• _WORK REQUIRED_: Show each line that has the string "object" in it.

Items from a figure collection
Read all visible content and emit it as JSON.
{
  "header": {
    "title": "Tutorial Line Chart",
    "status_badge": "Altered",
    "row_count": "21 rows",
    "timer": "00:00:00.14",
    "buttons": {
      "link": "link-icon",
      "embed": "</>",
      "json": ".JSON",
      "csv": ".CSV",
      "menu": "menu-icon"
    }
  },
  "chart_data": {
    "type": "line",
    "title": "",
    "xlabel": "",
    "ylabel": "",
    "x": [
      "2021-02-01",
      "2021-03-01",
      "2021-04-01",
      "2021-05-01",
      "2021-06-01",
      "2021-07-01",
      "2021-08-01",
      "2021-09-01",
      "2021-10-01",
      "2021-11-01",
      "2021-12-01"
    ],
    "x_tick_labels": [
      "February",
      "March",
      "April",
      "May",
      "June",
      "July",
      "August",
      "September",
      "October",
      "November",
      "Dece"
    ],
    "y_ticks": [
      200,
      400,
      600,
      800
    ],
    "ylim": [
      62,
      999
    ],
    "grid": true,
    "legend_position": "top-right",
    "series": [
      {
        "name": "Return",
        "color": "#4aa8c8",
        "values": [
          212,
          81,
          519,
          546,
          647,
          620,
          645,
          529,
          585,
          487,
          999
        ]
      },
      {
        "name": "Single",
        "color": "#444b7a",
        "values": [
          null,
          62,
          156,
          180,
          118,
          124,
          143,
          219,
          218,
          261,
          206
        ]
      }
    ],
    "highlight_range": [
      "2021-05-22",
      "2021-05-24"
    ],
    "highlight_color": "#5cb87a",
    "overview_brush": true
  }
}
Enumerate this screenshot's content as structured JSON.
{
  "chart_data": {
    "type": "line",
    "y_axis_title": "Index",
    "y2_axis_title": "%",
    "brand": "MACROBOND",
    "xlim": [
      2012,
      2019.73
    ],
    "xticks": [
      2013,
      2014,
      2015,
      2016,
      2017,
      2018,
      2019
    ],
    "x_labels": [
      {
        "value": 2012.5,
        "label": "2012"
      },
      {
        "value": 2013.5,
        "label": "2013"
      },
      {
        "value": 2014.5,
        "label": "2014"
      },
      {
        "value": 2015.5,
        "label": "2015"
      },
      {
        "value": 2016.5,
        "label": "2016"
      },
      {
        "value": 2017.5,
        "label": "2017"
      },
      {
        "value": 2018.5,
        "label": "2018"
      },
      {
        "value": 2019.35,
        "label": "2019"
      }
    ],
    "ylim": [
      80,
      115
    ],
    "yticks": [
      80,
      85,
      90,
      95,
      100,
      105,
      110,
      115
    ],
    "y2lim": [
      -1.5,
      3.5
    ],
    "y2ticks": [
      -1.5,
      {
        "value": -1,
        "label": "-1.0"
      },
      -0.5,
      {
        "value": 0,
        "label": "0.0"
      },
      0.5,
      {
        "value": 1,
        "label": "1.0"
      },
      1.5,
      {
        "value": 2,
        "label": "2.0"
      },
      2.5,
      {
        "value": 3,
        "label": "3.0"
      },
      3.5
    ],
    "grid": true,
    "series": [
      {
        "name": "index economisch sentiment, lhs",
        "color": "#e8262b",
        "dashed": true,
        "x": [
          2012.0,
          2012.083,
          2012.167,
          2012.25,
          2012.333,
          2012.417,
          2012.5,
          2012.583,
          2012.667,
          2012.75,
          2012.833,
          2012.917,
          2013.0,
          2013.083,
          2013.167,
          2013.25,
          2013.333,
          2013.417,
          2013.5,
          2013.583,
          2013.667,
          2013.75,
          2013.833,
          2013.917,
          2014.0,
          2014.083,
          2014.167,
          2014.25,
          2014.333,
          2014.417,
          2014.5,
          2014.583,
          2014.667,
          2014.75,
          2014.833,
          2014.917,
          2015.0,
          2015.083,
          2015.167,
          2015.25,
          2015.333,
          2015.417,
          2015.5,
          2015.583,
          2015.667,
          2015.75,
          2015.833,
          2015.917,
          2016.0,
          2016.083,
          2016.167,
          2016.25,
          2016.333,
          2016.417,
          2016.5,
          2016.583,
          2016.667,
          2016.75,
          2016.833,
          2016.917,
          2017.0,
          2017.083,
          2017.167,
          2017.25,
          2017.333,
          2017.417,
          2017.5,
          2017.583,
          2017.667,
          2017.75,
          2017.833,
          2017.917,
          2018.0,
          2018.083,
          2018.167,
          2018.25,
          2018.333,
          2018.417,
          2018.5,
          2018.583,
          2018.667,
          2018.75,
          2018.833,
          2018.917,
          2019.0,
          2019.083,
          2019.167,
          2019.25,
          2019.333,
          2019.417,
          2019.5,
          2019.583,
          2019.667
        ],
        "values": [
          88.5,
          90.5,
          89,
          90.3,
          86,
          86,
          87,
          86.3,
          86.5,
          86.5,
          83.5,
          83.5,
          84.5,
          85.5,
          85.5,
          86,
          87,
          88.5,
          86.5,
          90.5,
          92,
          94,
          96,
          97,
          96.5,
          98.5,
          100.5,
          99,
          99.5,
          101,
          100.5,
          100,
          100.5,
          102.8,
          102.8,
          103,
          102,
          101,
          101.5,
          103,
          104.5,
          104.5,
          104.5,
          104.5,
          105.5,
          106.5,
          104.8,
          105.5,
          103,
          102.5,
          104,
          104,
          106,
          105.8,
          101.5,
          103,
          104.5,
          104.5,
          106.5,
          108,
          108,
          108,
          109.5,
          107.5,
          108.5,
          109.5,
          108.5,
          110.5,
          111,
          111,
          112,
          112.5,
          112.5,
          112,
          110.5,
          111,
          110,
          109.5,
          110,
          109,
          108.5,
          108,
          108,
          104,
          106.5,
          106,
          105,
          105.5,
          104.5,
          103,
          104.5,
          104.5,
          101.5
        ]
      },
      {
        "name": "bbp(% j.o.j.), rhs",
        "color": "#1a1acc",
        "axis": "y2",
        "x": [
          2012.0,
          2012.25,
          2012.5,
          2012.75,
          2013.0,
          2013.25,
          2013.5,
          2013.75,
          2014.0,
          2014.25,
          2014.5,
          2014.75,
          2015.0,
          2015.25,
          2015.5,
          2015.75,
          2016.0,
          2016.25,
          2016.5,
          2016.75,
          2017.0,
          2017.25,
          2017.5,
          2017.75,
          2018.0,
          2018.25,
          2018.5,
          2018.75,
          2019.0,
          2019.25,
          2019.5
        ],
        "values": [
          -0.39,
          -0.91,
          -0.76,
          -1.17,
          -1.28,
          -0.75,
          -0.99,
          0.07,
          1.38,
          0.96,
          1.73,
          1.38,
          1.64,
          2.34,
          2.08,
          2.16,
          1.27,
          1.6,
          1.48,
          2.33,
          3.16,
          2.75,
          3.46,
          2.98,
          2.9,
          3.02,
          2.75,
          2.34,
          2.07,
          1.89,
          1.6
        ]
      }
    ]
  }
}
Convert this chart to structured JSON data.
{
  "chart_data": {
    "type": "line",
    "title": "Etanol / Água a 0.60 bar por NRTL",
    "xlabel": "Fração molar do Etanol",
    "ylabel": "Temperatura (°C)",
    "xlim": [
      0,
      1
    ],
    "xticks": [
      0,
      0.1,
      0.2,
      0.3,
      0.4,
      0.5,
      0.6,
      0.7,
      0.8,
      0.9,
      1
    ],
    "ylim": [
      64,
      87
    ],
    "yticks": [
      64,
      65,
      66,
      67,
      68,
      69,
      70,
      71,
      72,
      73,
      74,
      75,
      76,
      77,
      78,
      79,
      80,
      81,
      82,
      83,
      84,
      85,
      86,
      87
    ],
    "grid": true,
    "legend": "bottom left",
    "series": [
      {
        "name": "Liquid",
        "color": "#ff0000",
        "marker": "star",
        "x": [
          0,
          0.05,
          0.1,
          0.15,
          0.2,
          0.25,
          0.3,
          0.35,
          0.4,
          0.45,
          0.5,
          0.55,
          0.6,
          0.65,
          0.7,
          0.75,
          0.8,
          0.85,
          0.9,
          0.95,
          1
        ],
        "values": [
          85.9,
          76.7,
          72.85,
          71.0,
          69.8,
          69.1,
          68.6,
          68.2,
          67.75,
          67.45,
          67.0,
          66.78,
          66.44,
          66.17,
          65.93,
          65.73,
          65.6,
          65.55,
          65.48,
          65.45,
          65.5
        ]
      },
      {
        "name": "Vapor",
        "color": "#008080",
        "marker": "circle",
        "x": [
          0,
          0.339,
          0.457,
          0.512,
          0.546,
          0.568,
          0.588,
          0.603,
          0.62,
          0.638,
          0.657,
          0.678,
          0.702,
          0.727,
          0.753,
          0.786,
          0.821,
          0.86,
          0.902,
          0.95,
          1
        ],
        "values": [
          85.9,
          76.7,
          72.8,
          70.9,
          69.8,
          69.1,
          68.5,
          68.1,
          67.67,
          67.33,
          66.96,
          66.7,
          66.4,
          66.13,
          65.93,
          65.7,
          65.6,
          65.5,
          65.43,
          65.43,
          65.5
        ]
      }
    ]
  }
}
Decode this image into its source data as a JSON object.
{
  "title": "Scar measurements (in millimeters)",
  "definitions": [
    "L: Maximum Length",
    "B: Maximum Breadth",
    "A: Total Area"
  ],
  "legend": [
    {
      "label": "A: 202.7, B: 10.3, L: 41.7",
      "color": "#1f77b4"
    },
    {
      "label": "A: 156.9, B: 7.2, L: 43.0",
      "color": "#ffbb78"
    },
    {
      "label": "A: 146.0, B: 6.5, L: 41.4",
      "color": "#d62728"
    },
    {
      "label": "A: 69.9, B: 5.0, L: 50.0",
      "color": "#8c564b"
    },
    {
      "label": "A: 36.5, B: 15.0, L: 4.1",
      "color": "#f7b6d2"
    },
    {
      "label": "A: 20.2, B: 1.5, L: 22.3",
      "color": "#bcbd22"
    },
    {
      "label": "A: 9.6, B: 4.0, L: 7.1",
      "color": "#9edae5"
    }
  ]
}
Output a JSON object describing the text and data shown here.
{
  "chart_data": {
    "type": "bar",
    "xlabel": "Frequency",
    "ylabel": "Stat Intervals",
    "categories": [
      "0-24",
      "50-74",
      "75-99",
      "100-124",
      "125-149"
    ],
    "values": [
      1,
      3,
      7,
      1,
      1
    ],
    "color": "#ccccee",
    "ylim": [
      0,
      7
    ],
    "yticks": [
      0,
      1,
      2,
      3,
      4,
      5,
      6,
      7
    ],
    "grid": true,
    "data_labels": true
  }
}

• _COMPLETE ANSWER_:
Decode this image into its source data as a JSON object.
Output a JSON object describing the text and data shown here.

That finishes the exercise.